# TASK INSTRUCTIONS:
Your task is to copy the listing exactly. Drop any pictures from the copy.

# GIVEN DATA:
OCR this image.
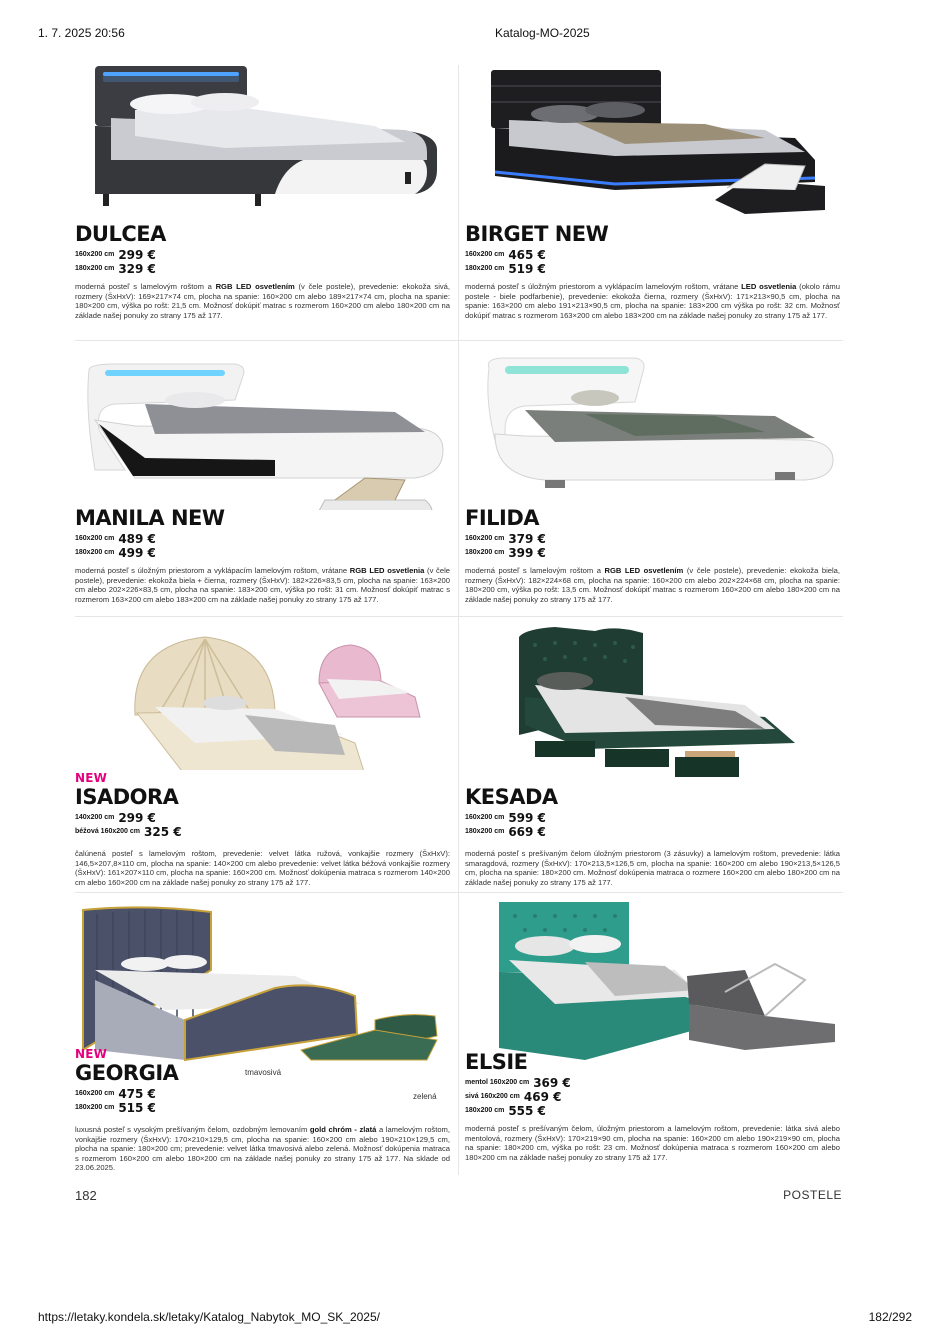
1. 7. 2025 20:56	Katalog-MO-2025
DULCEA
160x200 cm 299 €
180x200 cm 329 €
moderná posteľ s lamelovým roštom a RGB LED osvetlením (v čele postele), prevedenie: ekokoža sivá, rozmery (ŠxHxV): 169×217×74 cm, plocha na spanie: 160×200 cm alebo 189×217×74 cm, plocha na spanie: 180×200 cm, výška po rošt: 21,5 cm. Možnosť dokúpiť matrac s rozmerom 160×200 cm alebo 180×200 cm na základe našej ponuky zo strany 175 až 177.
BIRGET NEW
160x200 cm 465 €
180x200 cm 519 €
moderná posteľ s úložným priestorom a vyklápacím lamelovým roštom, vrátane LED osvetlenia (okolo rámu postele - biele podfarbenie), prevedenie: ekokoža čierna, rozmery (ŠxHxV): 171×213×90,5 cm, plocha na spanie: 163×200 cm alebo 191×213×90,5 cm, plocha na spanie: 183×200 cm výška po rošt: 32 cm. Možnosť dokúpiť matrac s rozmerom 163×200 cm alebo 183×200 cm na základe našej ponuky zo strany 175 až 177.
MANILA NEW
160x200 cm 489 €
180x200 cm 499 €
moderná posteľ s úložným priestorom a vyklápacím lamelovým roštom, vrátane RGB LED osvetlenia (v čele postele), prevedenie: ekokoža biela + čierna, rozmery (ŠxHxV): 182×226×83,5 cm, plocha na spanie: 163×200 cm alebo 202×226×83,5 cm, plocha na spanie: 183×200 cm, výška po rošt: 31 cm. Možnosť dokúpiť matrac s rozmerom 163×200 cm alebo 183×200 cm na základe našej ponuky zo strany 175 až 177.
FILIDA
160x200 cm 379 €
180x200 cm 399 €
moderná posteľ s lamelovým roštom a RGB LED osvetlením (v čele postele), prevedenie: ekokoža biela, rozmery (ŠxHxV): 182×224×68 cm, plocha na spanie: 160×200 cm alebo 202×224×68 cm, plocha na spanie: 180×200 cm, výška po rošt: 13,5 cm. Možnosť dokúpiť matrac s rozmerom 160×200 cm alebo 180×200 cm na základe našej ponuky zo strany 175 až 177.
NEW
ISADORA
140x200 cm 299 €
béžová 160x200 cm 325 €
čalúnená posteľ s lamelovým roštom, prevedenie: velvet látka ružová, vonkajšie rozmery (ŠxHxV): 146,5×207,8×110 cm, plocha na spanie: 140×200 cm alebo prevedenie: velvet látka béžová vonkajšie rozmery (ŠxHxV): 161×207×110 cm, plocha na spanie: 160×200 cm. Možnosť dokúpenia matraca s rozmerom 140×200 cm alebo 160×200 cm na základe našej ponuky zo strany 175 až 177.
KESADA
160x200 cm 599 €
180x200 cm 669 €
moderná posteľ s prešívaným čelom úložným priestorom (3 zásuvky) a lamelovým roštom, prevedenie: látka smaragdová, rozmery (ŠxHxV): 170×213,5×126,5 cm, plocha na spanie: 160×200 cm alebo 190×213,5×126,5 cm, plocha na spanie: 180×200 cm. Možnosť dokúpenia matraca o rozmere 160×200 cm alebo 180×200 cm na základe našej ponuky zo strany 175 až 177.
tmavosivá
zelená
NEW
GEORGIA
160x200 cm 475 €
180x200 cm 515 €
luxusná posteľ s vysokým prešívaným čelom, ozdobným lemovaním gold chróm - zlatá a lamelovým roštom, vonkajšie rozmery (ŠxHxV): 170×210×129,5 cm, plocha na spanie: 160×200 cm alebo 190×210×129,5 cm, plocha na spanie: 180×200 cm; prevedenie: velvet látka tmavosivá alebo zelená. Možnosť dokúpenia matraca s rozmerom 160×200 cm alebo 180×200 cm na základe našej ponuky zo strany 175 až 177. Na sklade od 23.06.2025.
ELSIE
mentol 160x200 cm 369 €
sivá 160x200 cm 469 €
180x200 cm 555 €
moderná posteľ s prešívaným čelom, úložným priestorom a lamelovým roštom, prevedenie: látka sivá alebo mentolová, rozmery (ŠxHxV): 170×219×90 cm, plocha na spanie: 160×200 cm alebo 190×219×90 cm, plocha na spanie: 180×200 cm, výška po rošt: 23 cm. Možnosť dokúpenia matraca s rozmerom 160×200 cm alebo 180×200 cm na základe našej ponuky zo strany 175 až 177.
182	POSTELE
https://letaky.kondela.sk/letaky/Katalog_Nabytok_MO_SK_2025/	182/292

# REPLY TO THE EXERCISE:
OCR this image.
1. 7. 2025 20:56	Katalog-MO-2025
DULCEA
160x200 cm 299 €
180x200 cm 329 €
moderná posteľ s lamelovým roštom a RGB LED osvetlením (v čele postele), prevedenie: ekokoža sivá, rozmery (ŠxHxV): 169×217×74 cm, plocha na spanie: 160×200 cm alebo 189×217×74 cm, plocha na spanie: 180×200 cm, výška po rošt: 21,5 cm. Možnosť dokúpiť matrac s rozmerom 160×200 cm alebo 180×200 cm na základe našej ponuky zo strany 175 až 177.
BIRGET NEW
160x200 cm 465 €
180x200 cm 519 €
moderná posteľ s úložným priestorom a vyklápacím lamelovým roštom, vrátane LED osvetlenia (okolo rámu postele - biele podfarbenie), prevedenie: ekokoža čierna, rozmery (ŠxHxV): 171×213×90,5 cm, plocha na spanie: 163×200 cm alebo 191×213×90,5 cm, plocha na spanie: 183×200 cm výška po rošt: 32 cm. Možnosť dokúpiť matrac s rozmerom 163×200 cm alebo 183×200 cm na základe našej ponuky zo strany 175 až 177.
MANILA NEW
160x200 cm 489 €
180x200 cm 499 €
moderná posteľ s úložným priestorom a vyklápacím lamelovým roštom, vrátane RGB LED osvetlenia (v čele postele), prevedenie: ekokoža biela + čierna, rozmery (ŠxHxV): 182×226×83,5 cm, plocha na spanie: 163×200 cm alebo 202×226×83,5 cm, plocha na spanie: 183×200 cm, výška po rošt: 31 cm. Možnosť dokúpiť matrac s rozmerom 163×200 cm alebo 183×200 cm na základe našej ponuky zo strany 175 až 177.
FILIDA
160x200 cm 379 €
180x200 cm 399 €
moderná posteľ s lamelovým roštom a RGB LED osvetlením (v čele postele), prevedenie: ekokoža biela, rozmery (ŠxHxV): 182×224×68 cm, plocha na spanie: 160×200 cm alebo 202×224×68 cm, plocha na spanie: 180×200 cm, výška po rošt: 13,5 cm. Možnosť dokúpiť matrac s rozmerom 160×200 cm alebo 180×200 cm na základe našej ponuky zo strany 175 až 177.
NEW
ISADORA
140x200 cm 299 €
béžová 160x200 cm 325 €
čalúnená posteľ s lamelovým roštom, prevedenie: velvet látka ružová, vonkajšie rozmery (ŠxHxV): 146,5×207,8×110 cm, plocha na spanie: 140×200 cm alebo prevedenie: velvet látka béžová vonkajšie rozmery (ŠxHxV): 161×207×110 cm, plocha na spanie: 160×200 cm. Možnosť dokúpenia matraca s rozmerom 140×200 cm alebo 160×200 cm na základe našej ponuky zo strany 175 až 177.
KESADA
160x200 cm 599 €
180x200 cm 669 €
moderná posteľ s prešívaným čelom úložným priestorom (3 zásuvky) a lamelovým roštom, prevedenie: látka smaragdová, rozmery (ŠxHxV): 170×213,5×126,5 cm, plocha na spanie: 160×200 cm alebo 190×213,5×126,5 cm, plocha na spanie: 180×200 cm. Možnosť dokúpenia matraca o rozmere 160×200 cm alebo 180×200 cm na základe našej ponuky zo strany 175 až 177.
tmavosivá
zelená
NEW
GEORGIA
160x200 cm 475 €
180x200 cm 515 €
luxusná posteľ s vysokým prešívaným čelom, ozdobným lemovaním gold chróm - zlatá a lamelovým roštom, vonkajšie rozmery (ŠxHxV): 170×210×129,5 cm, plocha na spanie: 160×200 cm alebo 190×210×129,5 cm, plocha na spanie: 180×200 cm; prevedenie: velvet látka tmavosivá alebo zelená. Možnosť dokúpenia matraca s rozmerom 160×200 cm alebo 180×200 cm na základe našej ponuky zo strany 175 až 177. Na sklade od 23.06.2025.
ELSIE
mentol 160x200 cm 369 €
sivá 160x200 cm 469 €
180x200 cm 555 €
moderná posteľ s prešívaným čelom, úložným priestorom a lamelovým roštom, prevedenie: látka sivá alebo mentolová, rozmery (ŠxHxV): 170×219×90 cm, plocha na spanie: 160×200 cm alebo 190×219×90 cm, plocha na spanie: 180×200 cm, výška po rošt: 23 cm. Možnosť dokúpenia matraca s rozmerom 160×200 cm alebo 180×200 cm na základe našej ponuky zo strany 175 až 177.
182	POSTELE
https://letaky.kondela.sk/letaky/Katalog_Nabytok_MO_SK_2025/	182/292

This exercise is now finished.